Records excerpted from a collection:

====================

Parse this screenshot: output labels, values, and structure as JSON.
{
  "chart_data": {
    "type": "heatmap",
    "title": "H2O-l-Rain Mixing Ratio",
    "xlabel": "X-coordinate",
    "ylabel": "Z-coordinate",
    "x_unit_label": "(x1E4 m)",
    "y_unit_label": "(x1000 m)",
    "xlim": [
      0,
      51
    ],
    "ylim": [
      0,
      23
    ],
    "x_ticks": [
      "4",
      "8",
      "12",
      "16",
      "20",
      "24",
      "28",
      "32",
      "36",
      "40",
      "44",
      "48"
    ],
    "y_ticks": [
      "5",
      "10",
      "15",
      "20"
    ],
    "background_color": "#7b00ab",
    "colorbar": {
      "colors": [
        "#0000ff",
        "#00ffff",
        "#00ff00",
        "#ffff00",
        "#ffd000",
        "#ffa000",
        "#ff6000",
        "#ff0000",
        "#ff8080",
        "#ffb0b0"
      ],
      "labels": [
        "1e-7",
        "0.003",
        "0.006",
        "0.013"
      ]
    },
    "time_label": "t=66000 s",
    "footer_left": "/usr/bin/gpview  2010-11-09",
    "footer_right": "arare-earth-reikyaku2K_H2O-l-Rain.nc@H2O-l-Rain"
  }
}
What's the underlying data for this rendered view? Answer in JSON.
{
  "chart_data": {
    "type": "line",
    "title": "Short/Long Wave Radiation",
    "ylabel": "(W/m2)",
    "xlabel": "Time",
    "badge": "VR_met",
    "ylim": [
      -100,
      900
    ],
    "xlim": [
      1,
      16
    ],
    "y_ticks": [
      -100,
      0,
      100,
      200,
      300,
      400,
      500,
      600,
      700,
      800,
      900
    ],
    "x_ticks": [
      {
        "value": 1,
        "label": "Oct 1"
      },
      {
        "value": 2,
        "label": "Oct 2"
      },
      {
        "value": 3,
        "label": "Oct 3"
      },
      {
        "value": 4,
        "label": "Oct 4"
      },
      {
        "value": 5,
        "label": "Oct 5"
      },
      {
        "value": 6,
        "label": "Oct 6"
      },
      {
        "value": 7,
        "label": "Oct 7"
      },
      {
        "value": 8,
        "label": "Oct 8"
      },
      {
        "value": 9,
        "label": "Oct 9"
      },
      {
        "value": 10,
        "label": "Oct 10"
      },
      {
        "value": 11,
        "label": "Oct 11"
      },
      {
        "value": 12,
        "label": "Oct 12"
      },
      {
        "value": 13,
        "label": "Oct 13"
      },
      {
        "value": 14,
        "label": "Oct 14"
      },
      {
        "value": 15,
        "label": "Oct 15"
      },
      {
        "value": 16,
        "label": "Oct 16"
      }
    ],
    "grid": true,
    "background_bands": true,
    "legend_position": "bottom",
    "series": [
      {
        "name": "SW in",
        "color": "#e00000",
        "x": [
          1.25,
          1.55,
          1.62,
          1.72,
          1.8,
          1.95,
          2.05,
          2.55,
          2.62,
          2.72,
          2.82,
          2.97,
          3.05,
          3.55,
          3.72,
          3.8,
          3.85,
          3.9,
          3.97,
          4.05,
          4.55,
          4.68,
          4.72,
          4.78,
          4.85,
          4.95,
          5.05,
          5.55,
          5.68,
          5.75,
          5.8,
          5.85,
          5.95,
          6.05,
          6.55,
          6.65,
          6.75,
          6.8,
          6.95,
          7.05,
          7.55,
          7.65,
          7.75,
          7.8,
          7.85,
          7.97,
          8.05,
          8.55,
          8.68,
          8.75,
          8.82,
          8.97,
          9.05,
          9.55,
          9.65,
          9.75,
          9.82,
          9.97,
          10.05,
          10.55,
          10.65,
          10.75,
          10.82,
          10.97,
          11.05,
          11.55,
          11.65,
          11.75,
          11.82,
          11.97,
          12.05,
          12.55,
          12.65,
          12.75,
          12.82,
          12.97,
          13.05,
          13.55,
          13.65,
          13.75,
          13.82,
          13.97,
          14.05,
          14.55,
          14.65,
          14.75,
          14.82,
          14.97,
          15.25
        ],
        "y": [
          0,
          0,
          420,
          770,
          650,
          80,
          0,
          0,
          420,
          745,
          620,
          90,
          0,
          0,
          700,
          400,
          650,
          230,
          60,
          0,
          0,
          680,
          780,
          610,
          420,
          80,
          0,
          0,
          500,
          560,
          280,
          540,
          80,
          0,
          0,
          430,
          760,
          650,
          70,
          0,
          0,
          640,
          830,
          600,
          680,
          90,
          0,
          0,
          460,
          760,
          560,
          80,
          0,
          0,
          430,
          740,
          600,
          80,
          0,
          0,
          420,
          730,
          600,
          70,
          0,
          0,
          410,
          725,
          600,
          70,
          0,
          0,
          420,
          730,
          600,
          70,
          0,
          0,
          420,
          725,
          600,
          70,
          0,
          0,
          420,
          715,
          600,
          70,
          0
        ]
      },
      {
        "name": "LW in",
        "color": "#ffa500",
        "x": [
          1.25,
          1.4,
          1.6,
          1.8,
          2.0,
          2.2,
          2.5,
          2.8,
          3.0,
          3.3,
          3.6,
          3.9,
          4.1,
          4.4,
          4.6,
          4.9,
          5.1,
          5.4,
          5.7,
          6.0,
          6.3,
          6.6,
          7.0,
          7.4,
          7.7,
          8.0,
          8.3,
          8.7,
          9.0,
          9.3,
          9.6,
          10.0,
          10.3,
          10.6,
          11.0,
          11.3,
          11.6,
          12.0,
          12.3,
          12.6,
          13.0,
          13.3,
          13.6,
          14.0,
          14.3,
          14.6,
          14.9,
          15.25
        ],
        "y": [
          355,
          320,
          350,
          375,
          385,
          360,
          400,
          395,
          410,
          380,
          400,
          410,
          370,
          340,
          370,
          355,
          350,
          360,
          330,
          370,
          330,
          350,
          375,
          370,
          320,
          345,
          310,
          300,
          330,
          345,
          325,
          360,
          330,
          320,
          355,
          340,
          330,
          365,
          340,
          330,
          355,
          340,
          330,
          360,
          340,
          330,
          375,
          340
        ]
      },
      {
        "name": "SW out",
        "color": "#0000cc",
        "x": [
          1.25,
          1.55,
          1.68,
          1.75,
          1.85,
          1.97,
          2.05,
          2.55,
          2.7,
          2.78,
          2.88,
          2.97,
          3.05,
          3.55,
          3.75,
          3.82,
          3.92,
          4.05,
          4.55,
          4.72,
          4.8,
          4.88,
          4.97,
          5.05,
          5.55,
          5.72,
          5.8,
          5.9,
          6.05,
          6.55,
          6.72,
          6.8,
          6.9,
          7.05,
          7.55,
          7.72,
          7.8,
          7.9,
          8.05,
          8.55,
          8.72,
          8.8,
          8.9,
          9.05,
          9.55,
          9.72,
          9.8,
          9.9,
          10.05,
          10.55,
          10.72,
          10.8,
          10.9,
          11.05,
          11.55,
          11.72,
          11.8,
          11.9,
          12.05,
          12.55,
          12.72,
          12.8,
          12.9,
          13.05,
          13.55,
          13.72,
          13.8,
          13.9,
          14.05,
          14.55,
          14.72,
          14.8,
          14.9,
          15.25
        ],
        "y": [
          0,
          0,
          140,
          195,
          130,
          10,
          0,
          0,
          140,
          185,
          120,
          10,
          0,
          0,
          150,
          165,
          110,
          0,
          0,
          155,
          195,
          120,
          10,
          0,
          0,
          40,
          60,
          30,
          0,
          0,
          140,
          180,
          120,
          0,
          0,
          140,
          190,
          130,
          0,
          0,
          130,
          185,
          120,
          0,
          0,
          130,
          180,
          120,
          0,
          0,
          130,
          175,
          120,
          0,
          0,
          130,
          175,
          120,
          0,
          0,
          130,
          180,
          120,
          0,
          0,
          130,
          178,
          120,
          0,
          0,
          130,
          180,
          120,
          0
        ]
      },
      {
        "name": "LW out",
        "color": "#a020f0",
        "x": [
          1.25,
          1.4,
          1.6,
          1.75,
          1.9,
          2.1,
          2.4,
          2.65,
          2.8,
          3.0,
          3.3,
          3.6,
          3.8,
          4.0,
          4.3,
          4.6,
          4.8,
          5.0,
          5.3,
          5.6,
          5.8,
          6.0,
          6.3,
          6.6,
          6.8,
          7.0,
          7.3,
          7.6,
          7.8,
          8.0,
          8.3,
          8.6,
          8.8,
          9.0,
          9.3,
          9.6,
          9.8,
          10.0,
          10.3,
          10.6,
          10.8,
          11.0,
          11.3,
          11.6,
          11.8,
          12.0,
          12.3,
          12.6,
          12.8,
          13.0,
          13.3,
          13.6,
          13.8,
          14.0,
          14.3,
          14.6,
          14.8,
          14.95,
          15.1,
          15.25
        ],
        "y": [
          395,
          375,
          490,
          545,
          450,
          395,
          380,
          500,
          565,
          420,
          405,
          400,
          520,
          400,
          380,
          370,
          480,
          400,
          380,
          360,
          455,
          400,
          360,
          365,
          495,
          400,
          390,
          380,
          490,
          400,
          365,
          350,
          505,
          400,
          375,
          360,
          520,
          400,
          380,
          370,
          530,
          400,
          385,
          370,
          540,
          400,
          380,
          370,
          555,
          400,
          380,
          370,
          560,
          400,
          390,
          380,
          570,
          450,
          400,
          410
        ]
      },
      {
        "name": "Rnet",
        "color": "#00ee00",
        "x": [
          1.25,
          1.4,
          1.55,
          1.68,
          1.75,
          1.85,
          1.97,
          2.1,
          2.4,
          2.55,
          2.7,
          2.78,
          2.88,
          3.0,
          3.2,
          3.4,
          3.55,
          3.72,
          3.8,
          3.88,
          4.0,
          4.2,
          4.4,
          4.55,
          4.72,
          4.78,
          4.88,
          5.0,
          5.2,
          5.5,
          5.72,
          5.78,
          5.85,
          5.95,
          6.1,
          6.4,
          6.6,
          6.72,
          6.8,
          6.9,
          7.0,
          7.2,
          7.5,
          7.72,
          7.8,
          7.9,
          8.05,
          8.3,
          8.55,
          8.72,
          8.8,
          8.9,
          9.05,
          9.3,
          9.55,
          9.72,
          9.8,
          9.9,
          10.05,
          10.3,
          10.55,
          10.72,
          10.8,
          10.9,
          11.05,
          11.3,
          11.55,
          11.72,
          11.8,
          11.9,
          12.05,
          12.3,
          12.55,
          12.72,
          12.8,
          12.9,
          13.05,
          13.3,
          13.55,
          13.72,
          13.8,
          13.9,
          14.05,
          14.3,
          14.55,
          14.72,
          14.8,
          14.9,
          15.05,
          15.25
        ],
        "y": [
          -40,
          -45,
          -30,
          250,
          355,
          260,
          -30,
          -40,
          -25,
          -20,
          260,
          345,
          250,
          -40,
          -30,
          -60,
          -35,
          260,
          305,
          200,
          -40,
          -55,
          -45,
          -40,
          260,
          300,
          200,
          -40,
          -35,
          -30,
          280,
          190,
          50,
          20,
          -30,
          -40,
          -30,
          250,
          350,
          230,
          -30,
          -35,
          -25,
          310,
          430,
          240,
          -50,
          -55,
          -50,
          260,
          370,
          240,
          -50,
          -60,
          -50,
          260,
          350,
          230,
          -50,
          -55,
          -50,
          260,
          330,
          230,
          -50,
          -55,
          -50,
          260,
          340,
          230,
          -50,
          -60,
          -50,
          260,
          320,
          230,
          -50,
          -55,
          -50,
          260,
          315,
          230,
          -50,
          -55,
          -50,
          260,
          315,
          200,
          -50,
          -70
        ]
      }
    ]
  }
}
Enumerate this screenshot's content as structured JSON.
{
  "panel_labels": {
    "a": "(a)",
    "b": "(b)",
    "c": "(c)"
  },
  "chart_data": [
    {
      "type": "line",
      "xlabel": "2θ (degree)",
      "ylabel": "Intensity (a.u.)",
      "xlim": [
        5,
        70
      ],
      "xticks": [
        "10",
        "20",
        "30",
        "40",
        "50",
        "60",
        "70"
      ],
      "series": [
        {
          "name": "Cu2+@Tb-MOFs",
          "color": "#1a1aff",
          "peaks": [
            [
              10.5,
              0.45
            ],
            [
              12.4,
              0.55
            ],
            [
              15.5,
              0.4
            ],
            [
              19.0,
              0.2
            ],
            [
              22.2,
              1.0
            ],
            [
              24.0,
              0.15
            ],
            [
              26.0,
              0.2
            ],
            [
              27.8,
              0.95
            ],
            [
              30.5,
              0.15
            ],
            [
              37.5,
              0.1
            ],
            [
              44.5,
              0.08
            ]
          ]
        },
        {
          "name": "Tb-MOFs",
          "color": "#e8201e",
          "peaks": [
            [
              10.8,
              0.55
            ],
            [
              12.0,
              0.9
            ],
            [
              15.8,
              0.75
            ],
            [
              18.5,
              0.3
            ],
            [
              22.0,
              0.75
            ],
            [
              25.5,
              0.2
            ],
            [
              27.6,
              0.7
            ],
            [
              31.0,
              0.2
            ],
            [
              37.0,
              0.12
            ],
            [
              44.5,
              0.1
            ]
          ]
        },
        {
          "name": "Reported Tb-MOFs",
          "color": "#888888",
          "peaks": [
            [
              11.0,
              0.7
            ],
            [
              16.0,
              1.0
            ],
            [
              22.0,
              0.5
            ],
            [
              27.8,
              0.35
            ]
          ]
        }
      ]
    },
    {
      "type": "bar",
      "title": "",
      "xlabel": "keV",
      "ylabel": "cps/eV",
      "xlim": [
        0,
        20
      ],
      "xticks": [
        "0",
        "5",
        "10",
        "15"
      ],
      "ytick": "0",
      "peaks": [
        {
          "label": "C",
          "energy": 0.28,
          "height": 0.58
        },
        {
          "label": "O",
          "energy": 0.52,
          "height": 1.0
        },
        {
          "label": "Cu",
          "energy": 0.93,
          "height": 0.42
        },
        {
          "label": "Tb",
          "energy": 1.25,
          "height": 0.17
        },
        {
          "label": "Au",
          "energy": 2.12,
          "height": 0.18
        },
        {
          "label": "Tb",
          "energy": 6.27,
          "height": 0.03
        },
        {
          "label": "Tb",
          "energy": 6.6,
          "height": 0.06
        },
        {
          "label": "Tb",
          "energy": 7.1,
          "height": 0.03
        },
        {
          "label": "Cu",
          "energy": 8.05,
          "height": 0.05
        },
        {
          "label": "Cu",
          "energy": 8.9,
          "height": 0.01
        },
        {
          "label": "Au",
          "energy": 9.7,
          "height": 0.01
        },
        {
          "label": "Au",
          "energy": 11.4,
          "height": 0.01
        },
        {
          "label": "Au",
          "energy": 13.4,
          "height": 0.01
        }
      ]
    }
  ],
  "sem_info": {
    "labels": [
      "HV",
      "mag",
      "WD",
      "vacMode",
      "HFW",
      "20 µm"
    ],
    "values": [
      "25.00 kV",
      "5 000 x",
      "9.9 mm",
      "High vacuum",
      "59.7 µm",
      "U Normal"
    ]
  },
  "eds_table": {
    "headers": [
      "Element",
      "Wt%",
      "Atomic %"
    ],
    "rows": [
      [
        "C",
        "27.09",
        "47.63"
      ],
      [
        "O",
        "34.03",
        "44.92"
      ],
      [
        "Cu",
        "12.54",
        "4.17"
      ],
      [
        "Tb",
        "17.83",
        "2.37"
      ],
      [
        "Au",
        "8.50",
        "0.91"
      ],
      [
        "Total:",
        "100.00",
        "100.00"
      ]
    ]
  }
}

====================

* **WORK INSTRUCTIONS**: Copy every line above that holds the word "coordinate".

* **OUTPUT OF THE EXERCISE**:
    "xlabel": "X-coordinate",
    "ylabel": "Z-coordinate",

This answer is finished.